[Data items]
▬▬▬

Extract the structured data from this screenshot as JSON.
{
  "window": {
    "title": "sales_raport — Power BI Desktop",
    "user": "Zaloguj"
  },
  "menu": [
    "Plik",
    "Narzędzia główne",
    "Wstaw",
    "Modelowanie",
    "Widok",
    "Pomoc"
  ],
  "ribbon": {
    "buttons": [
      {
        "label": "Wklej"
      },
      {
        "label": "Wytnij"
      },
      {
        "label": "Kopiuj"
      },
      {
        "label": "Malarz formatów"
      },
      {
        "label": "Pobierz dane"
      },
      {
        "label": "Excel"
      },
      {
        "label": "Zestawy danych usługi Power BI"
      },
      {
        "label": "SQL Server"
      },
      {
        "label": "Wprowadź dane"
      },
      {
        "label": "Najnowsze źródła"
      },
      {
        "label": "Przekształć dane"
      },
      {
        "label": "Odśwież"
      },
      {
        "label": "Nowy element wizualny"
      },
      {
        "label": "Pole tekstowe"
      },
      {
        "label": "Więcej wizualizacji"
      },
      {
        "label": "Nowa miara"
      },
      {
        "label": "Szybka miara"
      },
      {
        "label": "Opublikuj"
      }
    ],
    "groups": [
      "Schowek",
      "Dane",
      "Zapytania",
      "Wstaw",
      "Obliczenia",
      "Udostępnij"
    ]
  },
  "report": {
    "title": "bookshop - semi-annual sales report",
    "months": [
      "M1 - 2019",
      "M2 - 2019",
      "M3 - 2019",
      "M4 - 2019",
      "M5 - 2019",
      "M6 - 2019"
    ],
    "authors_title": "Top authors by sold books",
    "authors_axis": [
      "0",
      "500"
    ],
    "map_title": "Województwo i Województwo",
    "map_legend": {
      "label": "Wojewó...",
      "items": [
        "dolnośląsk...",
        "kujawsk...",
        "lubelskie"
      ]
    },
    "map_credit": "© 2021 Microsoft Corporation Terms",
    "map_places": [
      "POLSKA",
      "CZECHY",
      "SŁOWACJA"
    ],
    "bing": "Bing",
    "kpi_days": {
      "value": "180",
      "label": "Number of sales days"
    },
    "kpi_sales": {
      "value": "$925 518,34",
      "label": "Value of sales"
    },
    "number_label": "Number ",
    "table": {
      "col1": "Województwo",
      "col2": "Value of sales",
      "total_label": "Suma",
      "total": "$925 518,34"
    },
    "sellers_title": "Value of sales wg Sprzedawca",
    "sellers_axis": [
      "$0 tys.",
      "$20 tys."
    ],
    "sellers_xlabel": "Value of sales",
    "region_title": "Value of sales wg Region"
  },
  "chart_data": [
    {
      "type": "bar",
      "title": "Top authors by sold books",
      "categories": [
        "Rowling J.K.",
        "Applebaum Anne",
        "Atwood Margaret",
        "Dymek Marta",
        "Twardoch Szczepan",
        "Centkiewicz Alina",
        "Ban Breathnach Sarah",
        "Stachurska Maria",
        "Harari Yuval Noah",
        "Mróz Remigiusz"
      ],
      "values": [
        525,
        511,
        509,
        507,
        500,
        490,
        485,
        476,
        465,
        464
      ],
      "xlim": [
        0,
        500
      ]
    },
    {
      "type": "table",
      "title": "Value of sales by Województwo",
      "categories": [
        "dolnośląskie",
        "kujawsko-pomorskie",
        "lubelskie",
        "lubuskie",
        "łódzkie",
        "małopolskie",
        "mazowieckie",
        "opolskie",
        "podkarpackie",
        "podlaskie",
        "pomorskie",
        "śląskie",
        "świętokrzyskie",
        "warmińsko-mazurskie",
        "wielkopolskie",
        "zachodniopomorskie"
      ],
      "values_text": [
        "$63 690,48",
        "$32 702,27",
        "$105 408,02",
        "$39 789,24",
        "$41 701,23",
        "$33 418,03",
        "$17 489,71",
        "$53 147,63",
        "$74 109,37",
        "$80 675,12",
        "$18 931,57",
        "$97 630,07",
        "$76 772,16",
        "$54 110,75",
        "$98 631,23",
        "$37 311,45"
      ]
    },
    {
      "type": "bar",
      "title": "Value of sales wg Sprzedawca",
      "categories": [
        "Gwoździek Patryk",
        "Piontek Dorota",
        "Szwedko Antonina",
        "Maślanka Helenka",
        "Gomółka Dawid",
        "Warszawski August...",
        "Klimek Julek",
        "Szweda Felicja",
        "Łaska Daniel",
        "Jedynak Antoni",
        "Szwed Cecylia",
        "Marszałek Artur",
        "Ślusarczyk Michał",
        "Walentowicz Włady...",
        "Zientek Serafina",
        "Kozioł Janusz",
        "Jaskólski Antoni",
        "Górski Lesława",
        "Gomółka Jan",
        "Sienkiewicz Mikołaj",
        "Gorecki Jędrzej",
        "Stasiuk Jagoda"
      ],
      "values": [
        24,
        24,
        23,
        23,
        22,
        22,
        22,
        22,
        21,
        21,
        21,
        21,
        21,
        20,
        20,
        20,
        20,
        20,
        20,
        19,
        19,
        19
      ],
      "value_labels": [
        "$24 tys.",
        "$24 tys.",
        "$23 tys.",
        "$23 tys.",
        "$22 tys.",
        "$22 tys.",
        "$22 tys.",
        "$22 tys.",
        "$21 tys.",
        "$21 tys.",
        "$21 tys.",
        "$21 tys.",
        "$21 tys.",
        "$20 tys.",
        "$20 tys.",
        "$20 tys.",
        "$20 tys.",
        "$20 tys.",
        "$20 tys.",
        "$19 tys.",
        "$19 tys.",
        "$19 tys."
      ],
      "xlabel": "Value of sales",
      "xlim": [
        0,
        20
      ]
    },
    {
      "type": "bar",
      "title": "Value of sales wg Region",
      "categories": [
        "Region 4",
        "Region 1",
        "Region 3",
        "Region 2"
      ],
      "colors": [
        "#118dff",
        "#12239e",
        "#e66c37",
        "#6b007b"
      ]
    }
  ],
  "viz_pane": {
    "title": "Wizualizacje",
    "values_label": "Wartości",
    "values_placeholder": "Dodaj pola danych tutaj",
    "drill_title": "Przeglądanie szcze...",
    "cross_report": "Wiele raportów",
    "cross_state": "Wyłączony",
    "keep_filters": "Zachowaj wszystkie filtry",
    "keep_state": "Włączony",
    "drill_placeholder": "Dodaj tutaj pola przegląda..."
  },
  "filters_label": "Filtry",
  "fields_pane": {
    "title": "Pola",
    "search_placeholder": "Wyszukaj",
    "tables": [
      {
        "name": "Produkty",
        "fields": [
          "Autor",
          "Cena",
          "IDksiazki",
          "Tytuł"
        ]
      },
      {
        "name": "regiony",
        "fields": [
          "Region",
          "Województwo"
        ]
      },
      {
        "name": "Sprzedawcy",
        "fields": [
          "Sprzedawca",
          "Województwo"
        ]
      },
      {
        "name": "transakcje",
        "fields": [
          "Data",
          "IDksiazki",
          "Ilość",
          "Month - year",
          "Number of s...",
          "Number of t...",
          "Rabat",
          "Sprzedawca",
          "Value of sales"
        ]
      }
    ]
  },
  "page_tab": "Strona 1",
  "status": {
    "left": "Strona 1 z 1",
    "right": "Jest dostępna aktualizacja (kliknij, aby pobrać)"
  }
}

▬▬▬

● What the exercise asks: Write an exact transcription of every entry above.

● Correct answer:
Extract the structured data from this screenshot as JSON.
{
  "window": {
    "title": "sales_raport — Power BI Desktop",
    "user": "Zaloguj"
  },
  "menu": [
    "Plik",
    "Narzędzia główne",
    "Wstaw",
    "Modelowanie",
    "Widok",
    "Pomoc"
  ],
  "ribbon": {
    "buttons": [
      {
        "label": "Wklej"
      },
      {
        "label": "Wytnij"
      },
      {
        "label": "Kopiuj"
      },
      {
        "label": "Malarz formatów"
      },
      {
        "label": "Pobierz dane"
      },
      {
        "label": "Excel"
      },
      {
        "label": "Zestawy danych usługi Power BI"
      },
      {
        "label": "SQL Server"
      },
      {
        "label": "Wprowadź dane"
      },
      {
        "label": "Najnowsze źródła"
      },
      {
        "label": "Przekształć dane"
      },
      {
        "label": "Odśwież"
      },
      {
        "label": "Nowy element wizualny"
      },
      {
        "label": "Pole tekstowe"
      },
      {
        "label": "Więcej wizualizacji"
      },
      {
        "label": "Nowa miara"
      },
      {
        "label": "Szybka miara"
      },
      {
        "label": "Opublikuj"
      }
    ],
    "groups": [
      "Schowek",
      "Dane",
      "Zapytania",
      "Wstaw",
      "Obliczenia",
      "Udostępnij"
    ]
  },
  "report": {
    "title": "bookshop - semi-annual sales report",
    "months": [
      "M1 - 2019",
      "M2 - 2019",
      "M3 - 2019",
      "M4 - 2019",
      "M5 - 2019",
      "M6 - 2019"
    ],
    "authors_title": "Top authors by sold books",
    "authors_axis": [
      "0",
      "500"
    ],
    "map_title": "Województwo i Województwo",
    "map_legend": {
      "label": "Wojewó...",
      "items": [
        "dolnośląsk...",
        "kujawsk...",
        "lubelskie"
      ]
    },
    "map_credit": "© 2021 Microsoft Corporation Terms",
    "map_places": [
      "POLSKA",
      "CZECHY",
      "SŁOWACJA"
    ],
    "bing": "Bing",
    "kpi_days": {
      "value": "180",
      "label": "Number of sales days"
    },
    "kpi_sales": {
      "value": "$925 518,34",
      "label": "Value of sales"
    },
    "number_label": "Number ",
    "table": {
      "col1": "Województwo",
      "col2": "Value of sales",
      "total_label": "Suma",
      "total": "$925 518,34"
    },
    "sellers_title": "Value of sales wg Sprzedawca",
    "sellers_axis": [
      "$0 tys.",
      "$20 tys."
    ],
    "sellers_xlabel": "Value of sales",
    "region_title": "Value of sales wg Region"
  },
  "chart_data": [
    {
      "type": "bar",
      "title": "Top authors by sold books",
      "categories": [
        "Rowling J.K.",
        "Applebaum Anne",
        "Atwood Margaret",
        "Dymek Marta",
        "Twardoch Szczepan",
        "Centkiewicz Alina",
        "Ban Breathnach Sarah",
        "Stachurska Maria",
        "Harari Yuval Noah",
        "Mróz Remigiusz"
      ],
      "values": [
        525,
        511,
        509,
        507,
        500,
        490,
        485,
        476,
        465,
        464
      ],
      "xlim": [
        0,
        500
      ]
    },
    {
      "type": "table",
      "title": "Value of sales by Województwo",
      "categories": [
        "dolnośląskie",
        "kujawsko-pomorskie",
        "lubelskie",
        "lubuskie",
        "łódzkie",
        "małopolskie",
        "mazowieckie",
        "opolskie",
        "podkarpackie",
        "podlaskie",
        "pomorskie",
        "śląskie",
        "świętokrzyskie",
        "warmińsko-mazurskie",
        "wielkopolskie",
        "zachodniopomorskie"
      ],
      "values_text": [
        "$63 690,48",
        "$32 702,27",
        "$105 408,02",
        "$39 789,24",
        "$41 701,23",
        "$33 418,03",
        "$17 489,71",
        "$53 147,63",
        "$74 109,37",
        "$80 675,12",
        "$18 931,57",
        "$97 630,07",
        "$76 772,16",
        "$54 110,75",
        "$98 631,23",
        "$37 311,45"
      ]
    },
    {
      "type": "bar",
      "title": "Value of sales wg Sprzedawca",
      "categories": [
        "Gwoździek Patryk",
        "Piontek Dorota",
        "Szwedko Antonina",
        "Maślanka Helenka",
        "Gomółka Dawid",
        "Warszawski August...",
        "Klimek Julek",
        "Szweda Felicja",
        "Łaska Daniel",
        "Jedynak Antoni",
        "Szwed Cecylia",
        "Marszałek Artur",
        "Ślusarczyk Michał",
        "Walentowicz Włady...",
        "Zientek Serafina",
        "Kozioł Janusz",
        "Jaskólski Antoni",
        "Górski Lesława",
        "Gomółka Jan",
        "Sienkiewicz Mikołaj",
        "Gorecki Jędrzej",
        "Stasiuk Jagoda"
      ],
      "values": [
        24,
        24,
        23,
        23,
        22,
        22,
        22,
        22,
        21,
        21,
        21,
        21,
        21,
        20,
        20,
        20,
        20,
        20,
        20,
        19,
        19,
        19
      ],
      "value_labels": [
        "$24 tys.",
        "$24 tys.",
        "$23 tys.",
        "$23 tys.",
        "$22 tys.",
        "$22 tys.",
        "$22 tys.",
        "$22 tys.",
        "$21 tys.",
        "$21 tys.",
        "$21 tys.",
        "$21 tys.",
        "$21 tys.",
        "$20 tys.",
        "$20 tys.",
        "$20 tys.",
        "$20 tys.",
        "$20 tys.",
        "$20 tys.",
        "$19 tys.",
        "$19 tys.",
        "$19 tys."
      ],
      "xlabel": "Value of sales",
      "xlim": [
        0,
        20
      ]
    },
    {
      "type": "bar",
      "title": "Value of sales wg Region",
      "categories": [
        "Region 4",
        "Region 1",
        "Region 3",
        "Region 2"
      ],
      "colors": [
        "#118dff",
        "#12239e",
        "#e66c37",
        "#6b007b"
      ]
    }
  ],
  "viz_pane": {
    "title": "Wizualizacje",
    "values_label": "Wartości",
    "values_placeholder": "Dodaj pola danych tutaj",
    "drill_title": "Przeglądanie szcze...",
    "cross_report": "Wiele raportów",
    "cross_state": "Wyłączony",
    "keep_filters": "Zachowaj wszystkie filtry",
    "keep_state": "Włączony",
    "drill_placeholder": "Dodaj tutaj pola przegląda..."
  },
  "filters_label": "Filtry",
  "fields_pane": {
    "title": "Pola",
    "search_placeholder": "Wyszukaj",
    "tables": [
      {
        "name": "Produkty",
        "fields": [
          "Autor",
          "Cena",
          "IDksiazki",
          "Tytuł"
        ]
      },
      {
        "name": "regiony",
        "fields": [
          "Region",
          "Województwo"
        ]
      },
      {
        "name": "Sprzedawcy",
        "fields": [
          "Sprzedawca",
          "Województwo"
        ]
      },
      {
        "name": "transakcje",
        "fields": [
          "Data",
          "IDksiazki",
          "Ilość",
          "Month - year",
          "Number of s...",
          "Number of t...",
          "Rabat",
          "Sprzedawca",
          "Value of sales"
        ]
      }
    ]
  },
  "page_tab": "Strona 1",
  "status": {
    "left": "Strona 1 z 1",
    "right": "Jest dostępna aktualizacja (kliknij, aby pobrać)"
  }
}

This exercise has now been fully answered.